YOUR INSTRUCTIONS =
Gather every line holding the string "haben".
== SUPPLIED DATA
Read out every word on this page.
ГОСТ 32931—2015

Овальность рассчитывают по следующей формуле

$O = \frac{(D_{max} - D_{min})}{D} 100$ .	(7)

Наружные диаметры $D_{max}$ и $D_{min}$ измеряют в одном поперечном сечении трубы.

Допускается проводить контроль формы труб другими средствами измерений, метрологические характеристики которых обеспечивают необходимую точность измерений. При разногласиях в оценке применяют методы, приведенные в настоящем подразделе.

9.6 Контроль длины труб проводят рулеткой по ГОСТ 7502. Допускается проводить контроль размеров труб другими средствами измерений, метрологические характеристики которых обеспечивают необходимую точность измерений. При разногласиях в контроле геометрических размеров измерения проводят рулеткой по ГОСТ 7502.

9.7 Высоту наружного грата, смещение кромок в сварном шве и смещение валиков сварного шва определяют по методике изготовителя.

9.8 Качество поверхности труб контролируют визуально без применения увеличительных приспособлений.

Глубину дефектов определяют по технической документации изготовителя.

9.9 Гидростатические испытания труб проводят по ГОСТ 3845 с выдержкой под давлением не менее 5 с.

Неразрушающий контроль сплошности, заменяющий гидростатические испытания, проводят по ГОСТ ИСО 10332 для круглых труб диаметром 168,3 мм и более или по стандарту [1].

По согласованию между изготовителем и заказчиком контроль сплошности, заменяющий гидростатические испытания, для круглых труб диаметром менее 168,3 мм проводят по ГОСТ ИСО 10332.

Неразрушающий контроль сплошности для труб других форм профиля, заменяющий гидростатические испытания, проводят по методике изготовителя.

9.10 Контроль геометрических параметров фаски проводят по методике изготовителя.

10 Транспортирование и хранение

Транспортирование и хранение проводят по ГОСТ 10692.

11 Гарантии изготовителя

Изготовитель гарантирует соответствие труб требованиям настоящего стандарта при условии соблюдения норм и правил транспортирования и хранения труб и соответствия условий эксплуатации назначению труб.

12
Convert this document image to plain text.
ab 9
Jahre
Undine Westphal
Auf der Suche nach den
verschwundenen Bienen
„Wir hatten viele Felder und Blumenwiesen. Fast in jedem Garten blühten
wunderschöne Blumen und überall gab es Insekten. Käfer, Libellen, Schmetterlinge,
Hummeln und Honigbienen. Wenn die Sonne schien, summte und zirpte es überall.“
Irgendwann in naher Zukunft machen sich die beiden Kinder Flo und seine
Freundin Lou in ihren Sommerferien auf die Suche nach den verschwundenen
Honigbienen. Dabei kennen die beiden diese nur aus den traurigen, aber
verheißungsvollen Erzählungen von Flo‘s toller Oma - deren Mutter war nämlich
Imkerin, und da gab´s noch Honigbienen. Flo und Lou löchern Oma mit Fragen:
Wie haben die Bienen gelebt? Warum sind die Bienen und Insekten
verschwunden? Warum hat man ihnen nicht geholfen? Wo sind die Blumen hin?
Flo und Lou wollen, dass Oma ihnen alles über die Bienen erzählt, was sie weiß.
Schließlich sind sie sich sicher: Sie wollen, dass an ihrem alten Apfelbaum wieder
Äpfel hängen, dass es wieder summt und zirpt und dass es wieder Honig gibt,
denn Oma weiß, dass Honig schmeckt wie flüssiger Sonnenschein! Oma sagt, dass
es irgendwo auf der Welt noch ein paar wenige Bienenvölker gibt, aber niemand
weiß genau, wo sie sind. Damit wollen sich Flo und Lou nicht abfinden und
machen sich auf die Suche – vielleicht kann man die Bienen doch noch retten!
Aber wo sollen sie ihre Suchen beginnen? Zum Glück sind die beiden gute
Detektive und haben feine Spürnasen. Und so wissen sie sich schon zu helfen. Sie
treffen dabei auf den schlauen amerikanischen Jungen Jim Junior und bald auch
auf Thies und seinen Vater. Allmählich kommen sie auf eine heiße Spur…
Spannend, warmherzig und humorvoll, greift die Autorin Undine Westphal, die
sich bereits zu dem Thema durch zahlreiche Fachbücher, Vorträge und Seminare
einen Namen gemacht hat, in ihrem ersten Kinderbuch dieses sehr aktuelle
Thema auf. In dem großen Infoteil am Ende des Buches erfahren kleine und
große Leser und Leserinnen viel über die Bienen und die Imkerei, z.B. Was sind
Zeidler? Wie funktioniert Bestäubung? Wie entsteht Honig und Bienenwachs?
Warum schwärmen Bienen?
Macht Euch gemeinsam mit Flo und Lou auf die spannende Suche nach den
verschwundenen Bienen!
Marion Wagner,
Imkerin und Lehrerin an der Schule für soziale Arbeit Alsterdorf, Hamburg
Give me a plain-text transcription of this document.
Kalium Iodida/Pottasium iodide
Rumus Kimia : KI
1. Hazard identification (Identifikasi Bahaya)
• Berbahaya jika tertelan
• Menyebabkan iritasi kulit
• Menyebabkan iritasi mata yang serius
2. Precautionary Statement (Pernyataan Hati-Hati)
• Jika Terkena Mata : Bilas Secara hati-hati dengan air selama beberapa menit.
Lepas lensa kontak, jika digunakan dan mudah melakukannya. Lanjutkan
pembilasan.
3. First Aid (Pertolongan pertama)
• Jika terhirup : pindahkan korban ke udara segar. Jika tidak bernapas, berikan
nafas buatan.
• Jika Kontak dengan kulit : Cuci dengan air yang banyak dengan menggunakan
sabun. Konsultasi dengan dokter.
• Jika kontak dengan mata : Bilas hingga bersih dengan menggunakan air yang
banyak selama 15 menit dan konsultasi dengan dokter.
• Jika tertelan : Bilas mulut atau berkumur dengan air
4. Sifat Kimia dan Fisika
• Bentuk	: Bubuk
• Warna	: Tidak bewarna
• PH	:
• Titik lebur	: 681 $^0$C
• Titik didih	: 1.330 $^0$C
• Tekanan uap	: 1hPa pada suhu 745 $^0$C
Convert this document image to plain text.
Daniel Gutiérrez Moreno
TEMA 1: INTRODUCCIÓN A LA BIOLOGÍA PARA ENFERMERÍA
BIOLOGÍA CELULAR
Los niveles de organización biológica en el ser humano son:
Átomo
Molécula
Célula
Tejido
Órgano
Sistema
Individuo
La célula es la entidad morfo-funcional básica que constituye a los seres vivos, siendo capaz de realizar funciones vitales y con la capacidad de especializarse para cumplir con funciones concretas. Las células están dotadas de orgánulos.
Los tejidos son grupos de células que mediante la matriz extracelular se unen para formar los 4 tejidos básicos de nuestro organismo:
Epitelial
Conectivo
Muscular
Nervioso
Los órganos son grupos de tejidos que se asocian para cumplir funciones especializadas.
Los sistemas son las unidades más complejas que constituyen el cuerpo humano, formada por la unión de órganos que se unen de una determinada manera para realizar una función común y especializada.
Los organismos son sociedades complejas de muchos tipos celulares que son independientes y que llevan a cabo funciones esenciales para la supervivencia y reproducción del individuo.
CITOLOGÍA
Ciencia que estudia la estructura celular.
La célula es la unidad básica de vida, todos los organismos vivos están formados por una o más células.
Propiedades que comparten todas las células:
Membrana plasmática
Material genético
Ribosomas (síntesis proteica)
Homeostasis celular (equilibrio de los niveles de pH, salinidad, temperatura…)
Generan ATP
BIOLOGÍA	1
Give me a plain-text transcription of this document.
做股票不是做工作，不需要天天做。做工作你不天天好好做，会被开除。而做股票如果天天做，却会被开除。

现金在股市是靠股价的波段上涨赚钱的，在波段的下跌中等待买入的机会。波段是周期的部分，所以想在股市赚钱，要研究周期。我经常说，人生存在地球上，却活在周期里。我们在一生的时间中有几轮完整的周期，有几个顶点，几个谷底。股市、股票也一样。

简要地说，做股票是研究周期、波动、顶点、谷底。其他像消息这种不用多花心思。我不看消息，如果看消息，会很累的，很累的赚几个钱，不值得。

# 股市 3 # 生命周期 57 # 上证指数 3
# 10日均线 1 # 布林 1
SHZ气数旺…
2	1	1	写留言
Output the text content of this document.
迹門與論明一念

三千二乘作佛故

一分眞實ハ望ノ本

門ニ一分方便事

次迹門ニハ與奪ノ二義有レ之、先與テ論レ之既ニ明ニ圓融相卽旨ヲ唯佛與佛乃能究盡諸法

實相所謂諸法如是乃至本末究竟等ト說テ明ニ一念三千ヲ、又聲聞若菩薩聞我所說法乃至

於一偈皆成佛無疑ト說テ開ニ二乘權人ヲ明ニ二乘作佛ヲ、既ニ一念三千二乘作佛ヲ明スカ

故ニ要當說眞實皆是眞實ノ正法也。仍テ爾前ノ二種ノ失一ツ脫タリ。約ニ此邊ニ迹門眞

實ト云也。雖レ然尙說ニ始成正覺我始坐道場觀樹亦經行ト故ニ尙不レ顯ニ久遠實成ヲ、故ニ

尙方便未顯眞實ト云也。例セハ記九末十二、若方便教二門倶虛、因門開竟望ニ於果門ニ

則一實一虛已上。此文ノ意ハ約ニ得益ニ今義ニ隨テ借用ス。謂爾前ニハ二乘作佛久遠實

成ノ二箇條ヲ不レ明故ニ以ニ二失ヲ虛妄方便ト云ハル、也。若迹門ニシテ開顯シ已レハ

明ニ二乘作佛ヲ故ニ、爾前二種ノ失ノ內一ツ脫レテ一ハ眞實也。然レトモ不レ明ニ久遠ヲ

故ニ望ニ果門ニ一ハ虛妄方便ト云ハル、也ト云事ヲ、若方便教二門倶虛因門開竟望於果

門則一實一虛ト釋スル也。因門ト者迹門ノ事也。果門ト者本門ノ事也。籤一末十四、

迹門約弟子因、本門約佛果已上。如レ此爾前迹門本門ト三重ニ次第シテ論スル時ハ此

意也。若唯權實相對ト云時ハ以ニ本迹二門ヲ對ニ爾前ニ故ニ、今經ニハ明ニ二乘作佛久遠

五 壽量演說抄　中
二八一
====
ANSWER TO THIS EXERCISE =
Wie haben die Bienen gelebt? Warum sind die Bienen und Insekten
Detektive und haben feine Spürnasen. Und so wissen sie sich schon zu helfen. Sie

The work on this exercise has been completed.